Given exercise:
Identify the lines that contain the string "this" and copy all of them.

[Start of Material to process]

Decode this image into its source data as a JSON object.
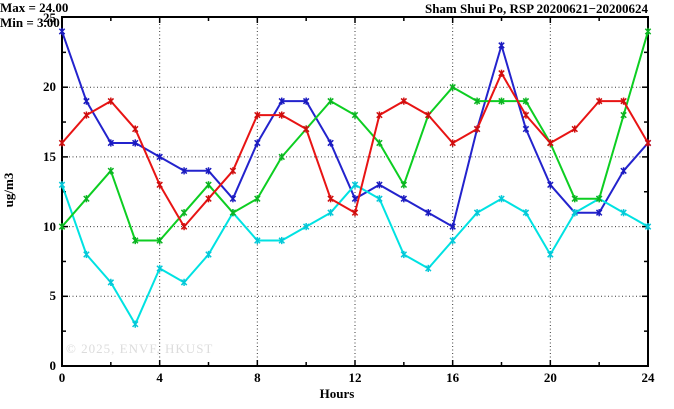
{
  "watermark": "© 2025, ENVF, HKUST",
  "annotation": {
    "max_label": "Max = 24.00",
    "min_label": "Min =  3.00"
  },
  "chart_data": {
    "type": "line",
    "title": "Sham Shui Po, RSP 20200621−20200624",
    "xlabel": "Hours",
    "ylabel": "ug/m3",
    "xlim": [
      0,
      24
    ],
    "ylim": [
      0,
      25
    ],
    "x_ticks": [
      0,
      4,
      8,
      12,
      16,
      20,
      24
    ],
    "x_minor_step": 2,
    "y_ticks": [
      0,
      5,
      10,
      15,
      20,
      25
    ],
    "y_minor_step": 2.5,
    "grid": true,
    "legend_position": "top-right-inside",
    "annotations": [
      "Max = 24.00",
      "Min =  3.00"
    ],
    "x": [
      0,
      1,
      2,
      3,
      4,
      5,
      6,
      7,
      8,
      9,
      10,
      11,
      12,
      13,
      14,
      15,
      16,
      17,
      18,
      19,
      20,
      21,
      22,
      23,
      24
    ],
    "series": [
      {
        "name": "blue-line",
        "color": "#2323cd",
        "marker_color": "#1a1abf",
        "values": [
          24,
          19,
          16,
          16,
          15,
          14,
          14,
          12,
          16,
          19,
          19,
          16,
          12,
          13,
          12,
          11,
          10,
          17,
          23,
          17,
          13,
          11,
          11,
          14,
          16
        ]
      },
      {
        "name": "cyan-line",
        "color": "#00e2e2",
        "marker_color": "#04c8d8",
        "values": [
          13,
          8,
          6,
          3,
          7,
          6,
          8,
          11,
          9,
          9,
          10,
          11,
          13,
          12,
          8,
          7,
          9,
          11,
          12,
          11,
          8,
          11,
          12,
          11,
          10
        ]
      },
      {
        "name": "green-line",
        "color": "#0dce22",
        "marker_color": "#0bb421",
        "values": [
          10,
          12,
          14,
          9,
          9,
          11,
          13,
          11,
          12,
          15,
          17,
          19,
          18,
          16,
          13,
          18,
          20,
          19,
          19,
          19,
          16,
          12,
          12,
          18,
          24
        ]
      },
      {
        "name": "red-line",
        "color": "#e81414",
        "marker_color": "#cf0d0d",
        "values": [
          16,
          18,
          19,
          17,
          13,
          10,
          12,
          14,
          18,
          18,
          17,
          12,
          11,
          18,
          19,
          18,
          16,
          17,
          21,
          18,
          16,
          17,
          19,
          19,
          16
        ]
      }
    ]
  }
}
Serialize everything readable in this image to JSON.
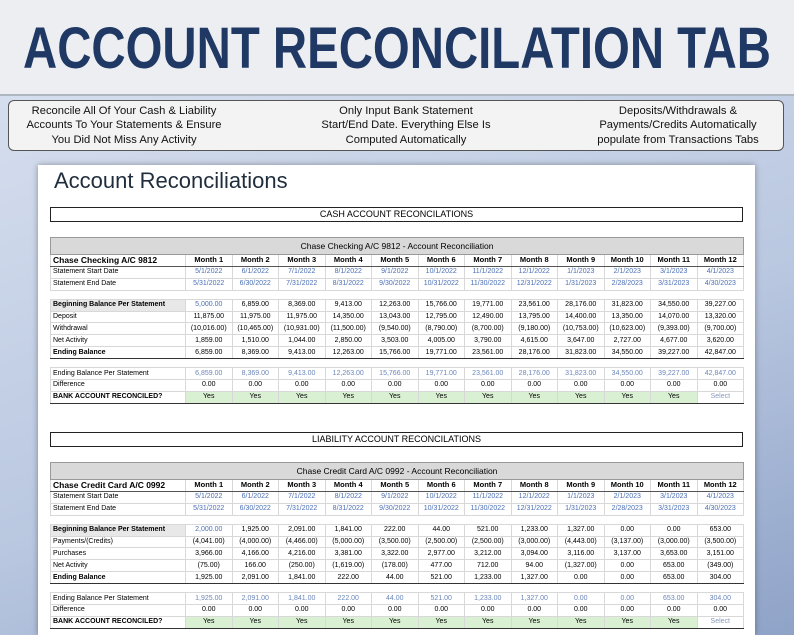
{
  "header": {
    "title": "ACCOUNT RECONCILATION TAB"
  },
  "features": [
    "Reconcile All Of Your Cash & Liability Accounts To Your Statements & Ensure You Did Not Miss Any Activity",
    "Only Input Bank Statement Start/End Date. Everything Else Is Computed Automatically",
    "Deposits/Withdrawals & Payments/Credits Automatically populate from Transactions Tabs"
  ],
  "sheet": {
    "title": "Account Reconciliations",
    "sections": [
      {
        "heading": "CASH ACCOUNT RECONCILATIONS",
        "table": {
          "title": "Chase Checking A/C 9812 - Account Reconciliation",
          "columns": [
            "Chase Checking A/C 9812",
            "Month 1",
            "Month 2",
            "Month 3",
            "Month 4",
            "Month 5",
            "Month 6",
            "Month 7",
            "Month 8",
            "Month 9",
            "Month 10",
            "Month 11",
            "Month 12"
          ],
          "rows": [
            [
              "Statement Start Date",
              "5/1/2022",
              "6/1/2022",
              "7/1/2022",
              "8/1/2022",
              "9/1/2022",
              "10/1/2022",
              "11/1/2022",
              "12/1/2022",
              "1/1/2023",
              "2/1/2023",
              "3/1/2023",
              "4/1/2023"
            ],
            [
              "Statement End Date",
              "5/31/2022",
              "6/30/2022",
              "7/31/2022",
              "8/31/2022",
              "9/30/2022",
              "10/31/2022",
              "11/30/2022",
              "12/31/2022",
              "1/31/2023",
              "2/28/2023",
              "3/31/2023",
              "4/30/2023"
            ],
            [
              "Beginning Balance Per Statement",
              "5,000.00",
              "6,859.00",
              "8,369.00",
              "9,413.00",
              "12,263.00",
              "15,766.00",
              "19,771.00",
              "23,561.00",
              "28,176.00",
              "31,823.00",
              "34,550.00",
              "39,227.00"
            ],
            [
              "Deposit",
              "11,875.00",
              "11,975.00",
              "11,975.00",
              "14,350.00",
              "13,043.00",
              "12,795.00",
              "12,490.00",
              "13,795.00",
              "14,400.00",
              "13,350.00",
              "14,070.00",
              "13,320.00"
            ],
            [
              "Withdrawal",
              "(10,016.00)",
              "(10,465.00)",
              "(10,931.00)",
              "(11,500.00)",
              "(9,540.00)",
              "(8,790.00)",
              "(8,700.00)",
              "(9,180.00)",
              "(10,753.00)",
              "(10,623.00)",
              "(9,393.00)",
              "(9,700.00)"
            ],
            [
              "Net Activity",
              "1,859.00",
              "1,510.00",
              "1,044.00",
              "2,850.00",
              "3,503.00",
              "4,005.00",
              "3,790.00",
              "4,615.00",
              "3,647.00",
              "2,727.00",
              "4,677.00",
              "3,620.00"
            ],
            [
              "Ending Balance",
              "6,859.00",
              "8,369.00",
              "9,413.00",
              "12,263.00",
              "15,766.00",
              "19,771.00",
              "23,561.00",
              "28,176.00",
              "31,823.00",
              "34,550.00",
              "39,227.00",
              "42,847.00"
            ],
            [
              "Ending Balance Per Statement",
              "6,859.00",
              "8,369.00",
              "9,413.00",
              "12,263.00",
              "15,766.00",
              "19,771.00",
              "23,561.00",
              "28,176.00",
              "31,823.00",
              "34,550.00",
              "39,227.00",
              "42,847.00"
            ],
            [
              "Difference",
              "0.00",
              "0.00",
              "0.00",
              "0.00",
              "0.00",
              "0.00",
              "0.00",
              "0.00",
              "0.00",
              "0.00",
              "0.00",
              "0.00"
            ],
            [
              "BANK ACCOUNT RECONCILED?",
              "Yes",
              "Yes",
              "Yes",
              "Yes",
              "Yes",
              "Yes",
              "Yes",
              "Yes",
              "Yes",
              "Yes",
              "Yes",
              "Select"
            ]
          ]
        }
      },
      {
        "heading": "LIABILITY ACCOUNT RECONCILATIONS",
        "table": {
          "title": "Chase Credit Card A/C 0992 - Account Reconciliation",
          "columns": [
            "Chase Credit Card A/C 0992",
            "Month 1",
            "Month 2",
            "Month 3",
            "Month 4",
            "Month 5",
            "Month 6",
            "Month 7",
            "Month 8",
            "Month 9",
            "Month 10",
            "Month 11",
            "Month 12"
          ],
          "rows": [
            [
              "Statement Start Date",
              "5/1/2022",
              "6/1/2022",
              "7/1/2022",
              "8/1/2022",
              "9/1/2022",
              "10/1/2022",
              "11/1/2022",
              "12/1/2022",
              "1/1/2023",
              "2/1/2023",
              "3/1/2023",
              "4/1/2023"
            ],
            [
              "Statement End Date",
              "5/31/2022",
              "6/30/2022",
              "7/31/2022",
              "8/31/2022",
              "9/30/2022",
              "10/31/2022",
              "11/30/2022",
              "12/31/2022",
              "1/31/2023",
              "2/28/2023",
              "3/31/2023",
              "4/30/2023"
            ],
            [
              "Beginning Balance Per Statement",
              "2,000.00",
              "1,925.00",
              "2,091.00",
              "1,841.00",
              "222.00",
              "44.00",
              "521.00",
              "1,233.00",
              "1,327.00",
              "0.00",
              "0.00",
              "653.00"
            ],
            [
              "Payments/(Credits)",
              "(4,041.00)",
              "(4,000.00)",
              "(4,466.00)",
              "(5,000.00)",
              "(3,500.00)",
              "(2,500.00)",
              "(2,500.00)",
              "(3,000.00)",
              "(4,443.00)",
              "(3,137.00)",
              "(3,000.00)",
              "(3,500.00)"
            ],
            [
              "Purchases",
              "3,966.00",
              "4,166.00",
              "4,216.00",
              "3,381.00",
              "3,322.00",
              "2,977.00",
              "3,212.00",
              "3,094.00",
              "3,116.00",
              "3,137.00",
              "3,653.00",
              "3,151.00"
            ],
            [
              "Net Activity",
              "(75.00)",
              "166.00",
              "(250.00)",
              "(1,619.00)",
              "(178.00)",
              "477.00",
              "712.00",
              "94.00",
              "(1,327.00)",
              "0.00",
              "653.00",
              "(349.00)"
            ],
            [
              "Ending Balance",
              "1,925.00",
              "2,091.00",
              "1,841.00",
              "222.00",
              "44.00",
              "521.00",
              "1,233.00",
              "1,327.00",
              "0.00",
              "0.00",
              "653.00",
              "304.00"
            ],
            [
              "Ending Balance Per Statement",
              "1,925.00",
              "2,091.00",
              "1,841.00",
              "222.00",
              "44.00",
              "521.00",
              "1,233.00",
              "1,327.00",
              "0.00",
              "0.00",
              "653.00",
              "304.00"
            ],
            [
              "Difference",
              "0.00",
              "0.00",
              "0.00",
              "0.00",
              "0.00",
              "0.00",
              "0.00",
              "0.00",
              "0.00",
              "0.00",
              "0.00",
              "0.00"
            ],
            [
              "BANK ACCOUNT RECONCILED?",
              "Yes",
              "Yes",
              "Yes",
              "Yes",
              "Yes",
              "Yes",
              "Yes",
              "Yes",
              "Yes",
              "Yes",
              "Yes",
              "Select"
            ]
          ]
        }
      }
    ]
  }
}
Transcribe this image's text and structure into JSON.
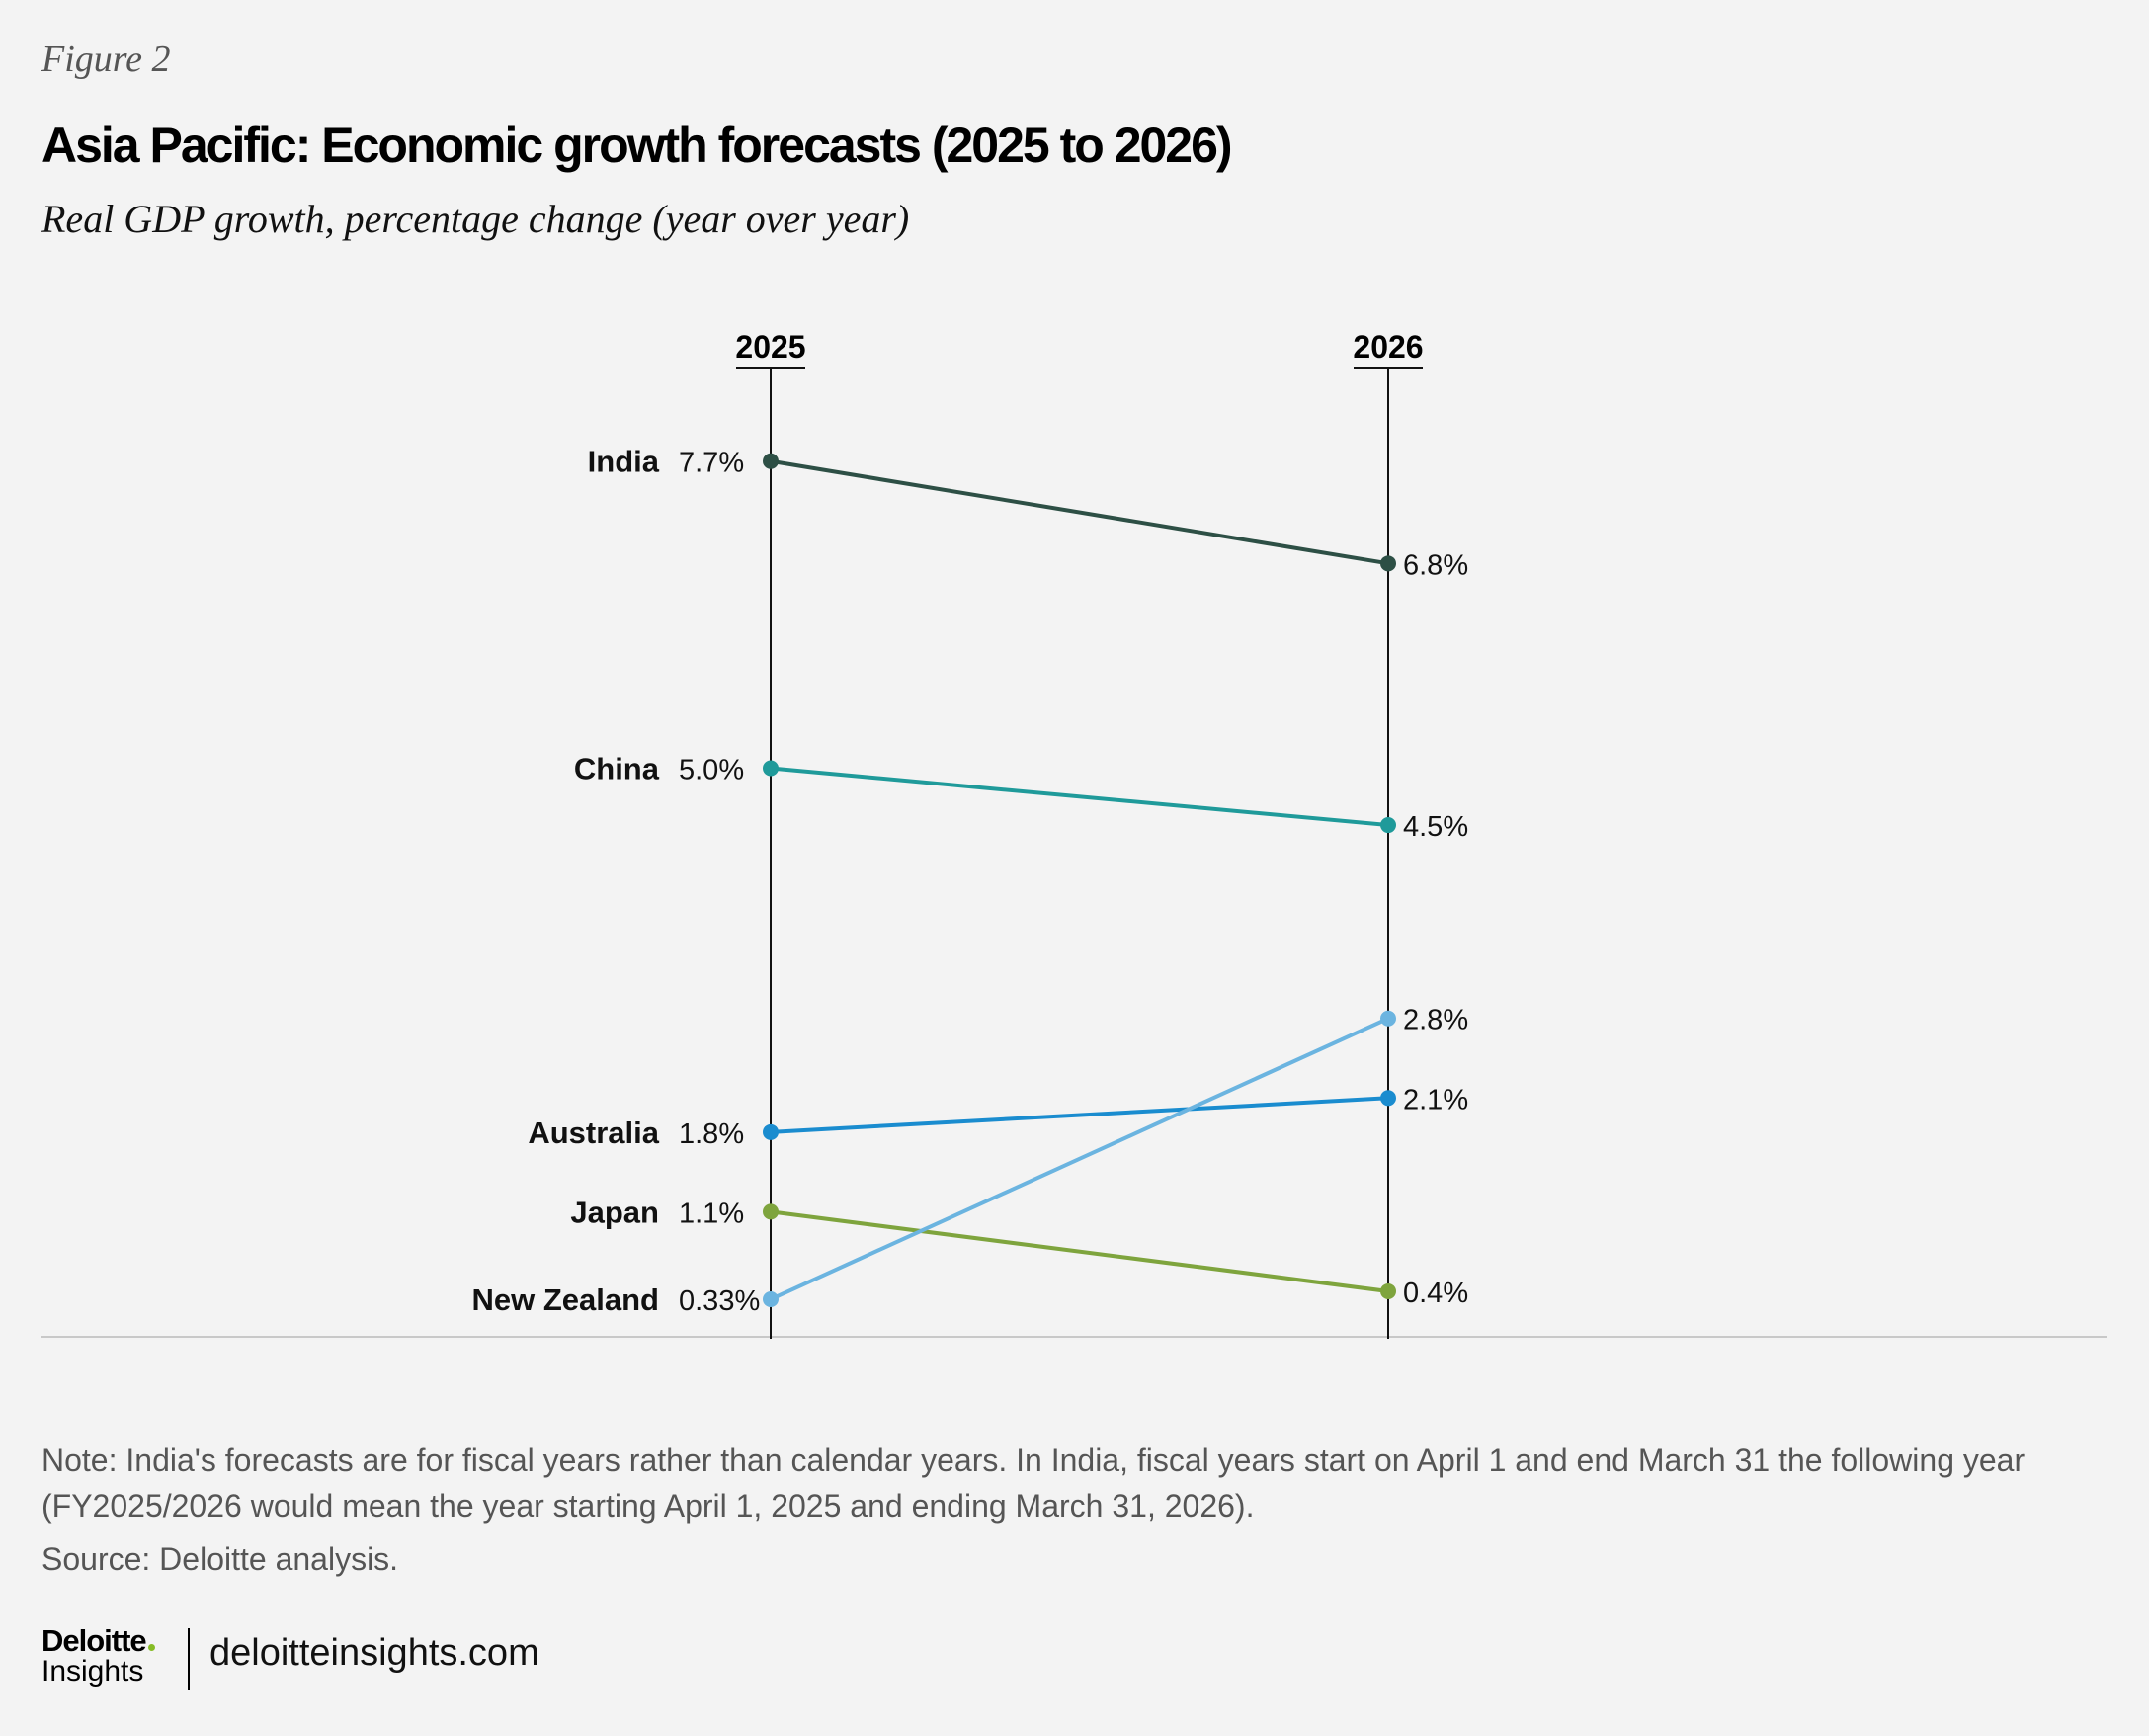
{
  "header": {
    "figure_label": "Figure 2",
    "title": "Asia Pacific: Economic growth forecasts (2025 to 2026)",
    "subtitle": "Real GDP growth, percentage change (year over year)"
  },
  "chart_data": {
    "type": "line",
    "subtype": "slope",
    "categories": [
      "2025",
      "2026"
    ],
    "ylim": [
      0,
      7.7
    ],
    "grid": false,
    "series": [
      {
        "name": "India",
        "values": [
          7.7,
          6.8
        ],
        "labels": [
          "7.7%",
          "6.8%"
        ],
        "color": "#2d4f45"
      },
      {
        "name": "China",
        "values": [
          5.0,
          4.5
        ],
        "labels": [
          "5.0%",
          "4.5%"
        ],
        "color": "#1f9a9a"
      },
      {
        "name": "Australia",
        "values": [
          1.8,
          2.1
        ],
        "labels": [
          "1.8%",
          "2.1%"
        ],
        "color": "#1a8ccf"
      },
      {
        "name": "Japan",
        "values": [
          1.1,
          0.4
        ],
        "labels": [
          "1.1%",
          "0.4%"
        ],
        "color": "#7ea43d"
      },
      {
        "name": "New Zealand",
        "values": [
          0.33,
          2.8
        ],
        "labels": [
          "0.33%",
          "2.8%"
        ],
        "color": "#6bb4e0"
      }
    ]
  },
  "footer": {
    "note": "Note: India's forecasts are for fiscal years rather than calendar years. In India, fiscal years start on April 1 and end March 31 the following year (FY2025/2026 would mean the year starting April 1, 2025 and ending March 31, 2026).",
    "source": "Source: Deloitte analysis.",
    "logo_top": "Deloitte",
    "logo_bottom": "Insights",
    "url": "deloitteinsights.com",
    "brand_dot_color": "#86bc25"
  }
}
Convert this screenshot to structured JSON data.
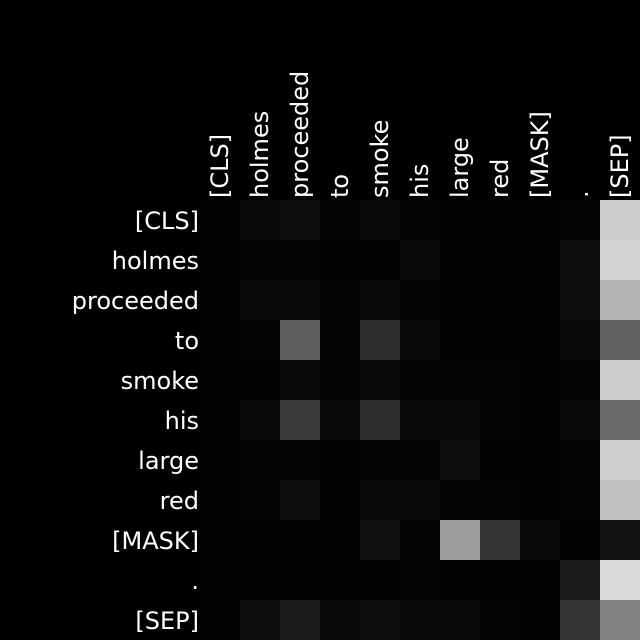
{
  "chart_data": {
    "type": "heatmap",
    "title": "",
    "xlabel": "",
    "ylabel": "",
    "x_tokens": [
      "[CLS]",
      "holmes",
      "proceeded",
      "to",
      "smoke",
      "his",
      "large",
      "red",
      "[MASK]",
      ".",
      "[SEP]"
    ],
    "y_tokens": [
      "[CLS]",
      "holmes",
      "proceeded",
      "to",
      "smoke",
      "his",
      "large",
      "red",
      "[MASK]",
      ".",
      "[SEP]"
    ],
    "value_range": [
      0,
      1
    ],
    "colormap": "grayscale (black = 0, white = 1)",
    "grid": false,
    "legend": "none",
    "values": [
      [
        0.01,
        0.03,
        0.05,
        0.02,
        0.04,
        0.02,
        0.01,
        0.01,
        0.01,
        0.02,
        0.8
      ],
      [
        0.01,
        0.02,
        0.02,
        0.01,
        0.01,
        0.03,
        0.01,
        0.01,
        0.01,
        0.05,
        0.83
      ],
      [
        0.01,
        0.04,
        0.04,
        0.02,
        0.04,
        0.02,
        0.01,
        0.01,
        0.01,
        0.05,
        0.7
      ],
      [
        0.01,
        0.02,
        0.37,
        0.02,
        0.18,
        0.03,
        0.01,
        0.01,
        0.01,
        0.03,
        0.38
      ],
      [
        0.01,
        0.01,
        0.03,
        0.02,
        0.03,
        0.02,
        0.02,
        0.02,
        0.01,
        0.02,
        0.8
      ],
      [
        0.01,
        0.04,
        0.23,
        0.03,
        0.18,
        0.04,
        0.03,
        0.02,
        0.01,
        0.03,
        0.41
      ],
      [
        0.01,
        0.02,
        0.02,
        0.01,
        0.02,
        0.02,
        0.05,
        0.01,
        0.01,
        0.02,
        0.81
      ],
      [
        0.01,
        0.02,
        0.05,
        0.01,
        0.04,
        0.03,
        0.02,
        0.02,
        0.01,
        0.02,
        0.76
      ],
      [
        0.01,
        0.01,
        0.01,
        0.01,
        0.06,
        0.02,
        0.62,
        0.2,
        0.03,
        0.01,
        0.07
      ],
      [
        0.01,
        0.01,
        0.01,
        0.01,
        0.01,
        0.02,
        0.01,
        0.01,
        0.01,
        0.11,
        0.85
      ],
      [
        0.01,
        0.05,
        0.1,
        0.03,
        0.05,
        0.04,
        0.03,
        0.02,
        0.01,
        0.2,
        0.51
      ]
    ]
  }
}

[End of Material to process]

Answer to the problem:
Decode this image into its source data as a JSON object.
Serialize everything readable in this image to JSON.
Transcribe this image's text and structure into JSON.
Convert this screenshot to structured JSON data.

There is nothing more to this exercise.